>> BEGIN MATERIAL

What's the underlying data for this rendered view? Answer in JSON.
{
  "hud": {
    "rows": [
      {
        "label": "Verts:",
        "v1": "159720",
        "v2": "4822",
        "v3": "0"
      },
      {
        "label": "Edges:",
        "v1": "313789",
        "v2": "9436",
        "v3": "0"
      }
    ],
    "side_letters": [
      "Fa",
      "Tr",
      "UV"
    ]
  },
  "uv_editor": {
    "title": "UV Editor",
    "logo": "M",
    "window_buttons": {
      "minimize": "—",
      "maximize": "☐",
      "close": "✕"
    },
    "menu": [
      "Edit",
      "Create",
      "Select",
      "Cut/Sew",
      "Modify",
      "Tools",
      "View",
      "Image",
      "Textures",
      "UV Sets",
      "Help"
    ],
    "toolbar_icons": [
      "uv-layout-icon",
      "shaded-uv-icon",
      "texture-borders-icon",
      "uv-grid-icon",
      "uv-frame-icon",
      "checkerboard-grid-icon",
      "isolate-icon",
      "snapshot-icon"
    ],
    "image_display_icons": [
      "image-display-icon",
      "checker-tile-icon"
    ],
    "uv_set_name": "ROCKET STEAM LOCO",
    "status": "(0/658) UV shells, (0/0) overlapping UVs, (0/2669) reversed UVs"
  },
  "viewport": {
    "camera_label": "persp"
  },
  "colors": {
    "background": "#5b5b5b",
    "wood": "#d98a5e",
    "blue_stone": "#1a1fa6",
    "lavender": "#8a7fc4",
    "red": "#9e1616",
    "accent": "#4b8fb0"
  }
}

>> END MATERIAL

■ **TASK PROMPT**: Copy all the records above precisely.

■ **WRITTEN RESPONSE**:
What's the underlying data for this rendered view? Answer in JSON.
{
  "hud": {
    "rows": [
      {
        "label": "Verts:",
        "v1": "159720",
        "v2": "4822",
        "v3": "0"
      },
      {
        "label": "Edges:",
        "v1": "313789",
        "v2": "9436",
        "v3": "0"
      }
    ],
    "side_letters": [
      "Fa",
      "Tr",
      "UV"
    ]
  },
  "uv_editor": {
    "title": "UV Editor",
    "logo": "M",
    "window_buttons": {
      "minimize": "—",
      "maximize": "☐",
      "close": "✕"
    },
    "menu": [
      "Edit",
      "Create",
      "Select",
      "Cut/Sew",
      "Modify",
      "Tools",
      "View",
      "Image",
      "Textures",
      "UV Sets",
      "Help"
    ],
    "toolbar_icons": [
      "uv-layout-icon",
      "shaded-uv-icon",
      "texture-borders-icon",
      "uv-grid-icon",
      "uv-frame-icon",
      "checkerboard-grid-icon",
      "isolate-icon",
      "snapshot-icon"
    ],
    "image_display_icons": [
      "image-display-icon",
      "checker-tile-icon"
    ],
    "uv_set_name": "ROCKET STEAM LOCO",
    "status": "(0/658) UV shells, (0/0) overlapping UVs, (0/2669) reversed UVs"
  },
  "viewport": {
    "camera_label": "persp"
  },
  "colors": {
    "background": "#5b5b5b",
    "wood": "#d98a5e",
    "blue_stone": "#1a1fa6",
    "lavender": "#8a7fc4",
    "red": "#9e1616",
    "accent": "#4b8fb0"
  }
}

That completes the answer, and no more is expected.